(Beginning of Reading passage)

Then I spin up the colored IDEs and start spec’ing features. While Claude implements, I’m either spec’ing the next thing, testing a finished feature, or reviewing code.

My current time breakdown:

  • 20% spec’ing and defining what should be done
  • 20% testing if it works and prompting for fixes
  • 60% prompting for structural improvements (the pre-review)

The actual review with the autonomous agent loop? Basically 0% of my time now.

The Pre-Review Is Where You Live

Here’s what I didn’t expect: the biggest time sink isn’t implementation or testing. It’s the structural pre-review. The code at this point is a draft, nowhere near what you’d put in front of a human reviewer. It’s more like co-refactoring, going into a pair programming mode with the AI to restructure and clean up before it’s even review-ready.

This is where experience pays off. I’ve started trusting micro-hesitations more, not less. If something makes me pause for even a split second while scanning code, it’s almost always structurally wrong or suboptimal. You need to critically ask for explanations much more often than in a normal code review.

The goal is maintaining a relatively well-structured codebase following best practices (80/20 effort-wise). Because again: everything becomes the blueprint. If you let quality slip, the AI learns from the mess, and it compounds.

Where It Breaks

Some honest failure modes:

Visual tasks. Claude struggles with vague requests like “improve the UX.” Even with Playwright MCP analyzing the page, it’s not great at visual debugging or critique. For that, I actually get better results with Gemini in Antigravity. Their multimodal training seems to be currently the best for this use case.

Blocking tickets. Sometimes a schema update or refactoring blocks everything else. But I would say that is completely normal to happen in software development.

The “one more comment” spiral. The biggest self-inflicted problem comes from evolving a small ticket into a big one through review comment or bad scoping, instead of cutting scope. It is actually a hard skill to keep your stuff small and think about shippable increments even if it does not work yet. And this gets even more crucial in a parallel setup where one big ticket blocks your parallelism and lets your context switching overhead explode.

The Cautionary Tale

Meme: Happy face for 'Vibe coding an app', distressed face for 'Vibe shipping to prod'
Avoid this. Understand what was built.

I tried the other extreme. “Strict” vibe coding, not even looking at the code, just prompting for outcomes. Those projects were not scalable or maintainable. I ended up hating them.

I’d hit unfixable states. Prompt loops without resolution where I was circling around fixes for 20 iterations without any idea what was actually programmed. Just a mess.

(End of Reading passage)

Required action 1
In the piece on AI-assisted coding, what share of time goes to prompting for structural improvements?
Required action 2
Update the AI-assisted coding piece: give the stretch from "Then I spin" through "improvements (the pre-review)" again, replacing "Claude" with "the agent".

(Beginning of Data supplied)

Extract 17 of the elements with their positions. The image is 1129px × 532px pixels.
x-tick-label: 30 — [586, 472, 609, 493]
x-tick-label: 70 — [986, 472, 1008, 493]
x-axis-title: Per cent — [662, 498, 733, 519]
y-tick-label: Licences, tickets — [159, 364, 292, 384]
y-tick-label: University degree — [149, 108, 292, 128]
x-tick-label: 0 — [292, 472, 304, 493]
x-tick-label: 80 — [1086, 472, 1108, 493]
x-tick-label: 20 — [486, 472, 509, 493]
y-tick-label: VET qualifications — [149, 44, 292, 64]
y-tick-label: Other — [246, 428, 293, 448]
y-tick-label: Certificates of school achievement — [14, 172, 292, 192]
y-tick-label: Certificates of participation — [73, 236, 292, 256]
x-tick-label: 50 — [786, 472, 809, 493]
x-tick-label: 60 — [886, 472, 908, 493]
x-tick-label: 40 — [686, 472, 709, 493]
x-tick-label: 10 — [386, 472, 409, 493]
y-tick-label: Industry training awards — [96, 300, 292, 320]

(End of Data supplied)

Final answer 1
60%

Final answer 2
Then I spin up the colored IDEs and start spec’ing features. While the agent implements, I’m either spec’ing the next thing, testing a finished feature, or reviewing code.

My current time breakdown:

  • 20% spec’ing and defining what should be done
  • 20% testing if it works and prompting for fixes
  • 60% prompting for structural improvements (the pre-review)